- **Exercise details**
Repeat exactly each line of the data provided below.

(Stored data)
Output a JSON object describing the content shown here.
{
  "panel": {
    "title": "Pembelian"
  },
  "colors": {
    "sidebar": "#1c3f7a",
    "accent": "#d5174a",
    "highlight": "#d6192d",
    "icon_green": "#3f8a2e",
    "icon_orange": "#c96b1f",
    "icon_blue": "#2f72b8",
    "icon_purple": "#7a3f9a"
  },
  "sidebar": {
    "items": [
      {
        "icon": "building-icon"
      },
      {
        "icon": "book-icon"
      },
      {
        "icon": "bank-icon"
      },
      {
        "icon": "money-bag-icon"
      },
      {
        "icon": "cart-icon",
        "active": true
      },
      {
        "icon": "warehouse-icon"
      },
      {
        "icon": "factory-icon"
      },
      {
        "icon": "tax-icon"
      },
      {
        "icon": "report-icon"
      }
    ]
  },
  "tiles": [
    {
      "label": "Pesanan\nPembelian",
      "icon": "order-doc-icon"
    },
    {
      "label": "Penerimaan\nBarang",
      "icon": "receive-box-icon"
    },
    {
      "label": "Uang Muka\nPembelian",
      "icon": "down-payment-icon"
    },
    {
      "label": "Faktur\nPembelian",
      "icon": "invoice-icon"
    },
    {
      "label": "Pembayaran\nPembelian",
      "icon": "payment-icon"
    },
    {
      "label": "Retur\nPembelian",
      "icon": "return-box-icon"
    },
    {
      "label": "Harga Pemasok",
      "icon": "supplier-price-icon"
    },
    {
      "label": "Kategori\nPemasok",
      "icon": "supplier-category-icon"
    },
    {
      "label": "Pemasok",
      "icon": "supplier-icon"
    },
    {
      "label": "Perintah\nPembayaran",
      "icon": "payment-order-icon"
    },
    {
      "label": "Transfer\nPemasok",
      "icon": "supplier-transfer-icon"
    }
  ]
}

- **Solution below**
Output a JSON object describing the content shown here.
{
  "panel": {
    "title": "Pembelian"
  },
  "colors": {
    "sidebar": "#1c3f7a",
    "accent": "#d5174a",
    "highlight": "#d6192d",
    "icon_green": "#3f8a2e",
    "icon_orange": "#c96b1f",
    "icon_blue": "#2f72b8",
    "icon_purple": "#7a3f9a"
  },
  "sidebar": {
    "items": [
      {
        "icon": "building-icon"
      },
      {
        "icon": "book-icon"
      },
      {
        "icon": "bank-icon"
      },
      {
        "icon": "money-bag-icon"
      },
      {
        "icon": "cart-icon",
        "active": true
      },
      {
        "icon": "warehouse-icon"
      },
      {
        "icon": "factory-icon"
      },
      {
        "icon": "tax-icon"
      },
      {
        "icon": "report-icon"
      }
    ]
  },
  "tiles": [
    {
      "label": "Pesanan\nPembelian",
      "icon": "order-doc-icon"
    },
    {
      "label": "Penerimaan\nBarang",
      "icon": "receive-box-icon"
    },
    {
      "label": "Uang Muka\nPembelian",
      "icon": "down-payment-icon"
    },
    {
      "label": "Faktur\nPembelian",
      "icon": "invoice-icon"
    },
    {
      "label": "Pembayaran\nPembelian",
      "icon": "payment-icon"
    },
    {
      "label": "Retur\nPembelian",
      "icon": "return-box-icon"
    },
    {
      "label": "Harga Pemasok",
      "icon": "supplier-price-icon"
    },
    {
      "label": "Kategori\nPemasok",
      "icon": "supplier-category-icon"
    },
    {
      "label": "Pemasok",
      "icon": "supplier-icon"
    },
    {
      "label": "Perintah\nPembayaran",
      "icon": "payment-order-icon"
    },
    {
      "label": "Transfer\nPemasok",
      "icon": "supplier-transfer-icon"
    }
  ]
}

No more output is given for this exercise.